What is the number of lines containing the string "role"? Answer with the number only.

• **Supplied material**:
↓↓↓
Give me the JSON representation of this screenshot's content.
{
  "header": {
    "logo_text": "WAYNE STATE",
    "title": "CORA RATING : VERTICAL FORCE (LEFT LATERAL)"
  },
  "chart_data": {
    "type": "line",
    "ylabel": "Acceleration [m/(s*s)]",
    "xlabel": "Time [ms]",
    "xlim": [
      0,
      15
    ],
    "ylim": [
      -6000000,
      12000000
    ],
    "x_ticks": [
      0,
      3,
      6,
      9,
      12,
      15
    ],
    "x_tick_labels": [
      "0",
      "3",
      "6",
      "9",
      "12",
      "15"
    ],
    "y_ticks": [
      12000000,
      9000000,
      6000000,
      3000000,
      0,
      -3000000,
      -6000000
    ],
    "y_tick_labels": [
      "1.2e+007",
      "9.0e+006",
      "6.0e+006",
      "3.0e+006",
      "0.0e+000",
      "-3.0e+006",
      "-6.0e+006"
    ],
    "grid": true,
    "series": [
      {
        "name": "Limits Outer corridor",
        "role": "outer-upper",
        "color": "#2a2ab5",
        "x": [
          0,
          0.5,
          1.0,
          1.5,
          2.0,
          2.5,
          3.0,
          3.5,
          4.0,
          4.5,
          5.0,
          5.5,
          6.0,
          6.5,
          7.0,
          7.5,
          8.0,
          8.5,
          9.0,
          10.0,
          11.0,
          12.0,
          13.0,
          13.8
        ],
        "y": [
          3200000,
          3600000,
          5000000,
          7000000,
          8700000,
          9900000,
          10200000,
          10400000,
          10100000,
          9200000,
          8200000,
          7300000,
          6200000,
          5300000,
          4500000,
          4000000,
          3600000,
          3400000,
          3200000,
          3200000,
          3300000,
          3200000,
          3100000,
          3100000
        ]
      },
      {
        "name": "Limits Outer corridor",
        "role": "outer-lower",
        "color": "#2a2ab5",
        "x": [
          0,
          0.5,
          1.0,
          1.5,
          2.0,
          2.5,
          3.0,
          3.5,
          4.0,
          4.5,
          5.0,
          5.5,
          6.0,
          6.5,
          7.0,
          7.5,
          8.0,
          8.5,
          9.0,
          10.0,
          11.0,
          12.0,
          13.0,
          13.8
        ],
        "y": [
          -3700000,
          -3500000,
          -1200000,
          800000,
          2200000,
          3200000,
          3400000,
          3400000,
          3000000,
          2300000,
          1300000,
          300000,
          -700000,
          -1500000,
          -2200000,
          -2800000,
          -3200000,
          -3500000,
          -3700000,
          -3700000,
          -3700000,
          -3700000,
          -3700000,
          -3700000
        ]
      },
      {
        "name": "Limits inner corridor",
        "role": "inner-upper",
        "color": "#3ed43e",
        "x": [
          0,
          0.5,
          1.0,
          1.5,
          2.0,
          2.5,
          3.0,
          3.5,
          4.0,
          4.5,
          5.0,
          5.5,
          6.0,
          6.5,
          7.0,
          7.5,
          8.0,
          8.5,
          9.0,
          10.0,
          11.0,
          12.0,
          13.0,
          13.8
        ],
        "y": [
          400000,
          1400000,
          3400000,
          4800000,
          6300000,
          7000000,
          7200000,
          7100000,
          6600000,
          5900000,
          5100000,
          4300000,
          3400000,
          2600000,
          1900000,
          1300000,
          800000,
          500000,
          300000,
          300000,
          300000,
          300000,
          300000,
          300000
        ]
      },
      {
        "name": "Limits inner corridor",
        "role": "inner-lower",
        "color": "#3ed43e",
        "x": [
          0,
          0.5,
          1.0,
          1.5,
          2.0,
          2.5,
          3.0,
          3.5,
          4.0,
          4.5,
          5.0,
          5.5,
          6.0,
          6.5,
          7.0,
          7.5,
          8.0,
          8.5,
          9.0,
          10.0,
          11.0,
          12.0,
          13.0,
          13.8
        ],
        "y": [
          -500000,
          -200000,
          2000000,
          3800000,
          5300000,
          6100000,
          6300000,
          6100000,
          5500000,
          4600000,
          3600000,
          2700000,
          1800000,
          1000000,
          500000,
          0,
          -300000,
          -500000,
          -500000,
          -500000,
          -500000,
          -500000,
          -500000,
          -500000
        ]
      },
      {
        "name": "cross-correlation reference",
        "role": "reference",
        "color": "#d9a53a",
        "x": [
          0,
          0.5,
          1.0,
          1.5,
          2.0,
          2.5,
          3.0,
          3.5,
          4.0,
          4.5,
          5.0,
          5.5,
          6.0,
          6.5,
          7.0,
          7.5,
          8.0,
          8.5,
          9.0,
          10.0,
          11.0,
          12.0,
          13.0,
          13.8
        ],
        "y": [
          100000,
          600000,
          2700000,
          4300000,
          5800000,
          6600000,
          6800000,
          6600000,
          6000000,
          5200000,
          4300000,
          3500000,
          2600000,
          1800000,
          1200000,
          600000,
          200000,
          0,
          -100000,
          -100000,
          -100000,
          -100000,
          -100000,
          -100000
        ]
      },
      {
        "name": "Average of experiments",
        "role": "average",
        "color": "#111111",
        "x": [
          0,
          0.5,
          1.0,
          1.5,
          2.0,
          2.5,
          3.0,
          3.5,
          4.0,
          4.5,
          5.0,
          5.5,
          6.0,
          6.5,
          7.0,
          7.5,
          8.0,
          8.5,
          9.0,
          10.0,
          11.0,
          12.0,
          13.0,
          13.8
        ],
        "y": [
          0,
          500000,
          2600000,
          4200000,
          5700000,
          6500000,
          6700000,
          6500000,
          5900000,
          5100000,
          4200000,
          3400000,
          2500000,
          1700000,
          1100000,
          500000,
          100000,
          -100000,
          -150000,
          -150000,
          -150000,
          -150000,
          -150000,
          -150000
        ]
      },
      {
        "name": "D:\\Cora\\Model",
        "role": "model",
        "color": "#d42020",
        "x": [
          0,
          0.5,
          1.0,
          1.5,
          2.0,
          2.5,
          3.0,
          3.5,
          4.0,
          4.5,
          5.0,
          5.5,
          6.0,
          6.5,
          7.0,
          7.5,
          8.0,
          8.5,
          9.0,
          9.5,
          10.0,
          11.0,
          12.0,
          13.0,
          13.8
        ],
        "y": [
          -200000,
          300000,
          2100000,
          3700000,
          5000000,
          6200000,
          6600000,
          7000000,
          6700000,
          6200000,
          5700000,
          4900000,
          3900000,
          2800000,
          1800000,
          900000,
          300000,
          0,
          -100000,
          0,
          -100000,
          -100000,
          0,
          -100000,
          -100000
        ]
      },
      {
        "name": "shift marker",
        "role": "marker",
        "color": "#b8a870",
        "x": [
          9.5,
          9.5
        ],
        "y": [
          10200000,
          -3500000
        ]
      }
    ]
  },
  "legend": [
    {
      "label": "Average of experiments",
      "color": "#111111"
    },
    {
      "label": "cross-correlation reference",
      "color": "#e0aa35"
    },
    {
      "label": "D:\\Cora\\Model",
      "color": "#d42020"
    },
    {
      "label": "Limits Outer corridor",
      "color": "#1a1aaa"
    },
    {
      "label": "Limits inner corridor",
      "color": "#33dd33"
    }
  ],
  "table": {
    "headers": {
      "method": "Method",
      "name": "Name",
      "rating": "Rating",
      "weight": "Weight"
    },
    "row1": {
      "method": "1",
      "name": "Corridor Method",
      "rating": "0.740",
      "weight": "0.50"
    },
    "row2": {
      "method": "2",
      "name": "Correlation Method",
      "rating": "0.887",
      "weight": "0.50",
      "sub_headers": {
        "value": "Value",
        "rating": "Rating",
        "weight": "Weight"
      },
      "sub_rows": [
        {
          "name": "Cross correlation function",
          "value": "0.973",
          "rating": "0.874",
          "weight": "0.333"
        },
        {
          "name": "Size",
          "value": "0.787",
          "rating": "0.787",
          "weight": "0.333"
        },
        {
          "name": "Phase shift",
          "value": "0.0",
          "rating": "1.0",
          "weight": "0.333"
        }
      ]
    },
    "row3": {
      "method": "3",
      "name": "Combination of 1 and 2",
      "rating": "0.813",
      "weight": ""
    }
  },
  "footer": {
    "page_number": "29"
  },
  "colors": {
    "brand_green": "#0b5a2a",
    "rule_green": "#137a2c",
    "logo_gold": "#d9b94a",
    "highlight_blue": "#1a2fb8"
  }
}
↑↑↑
• **Response to the exercise**: 8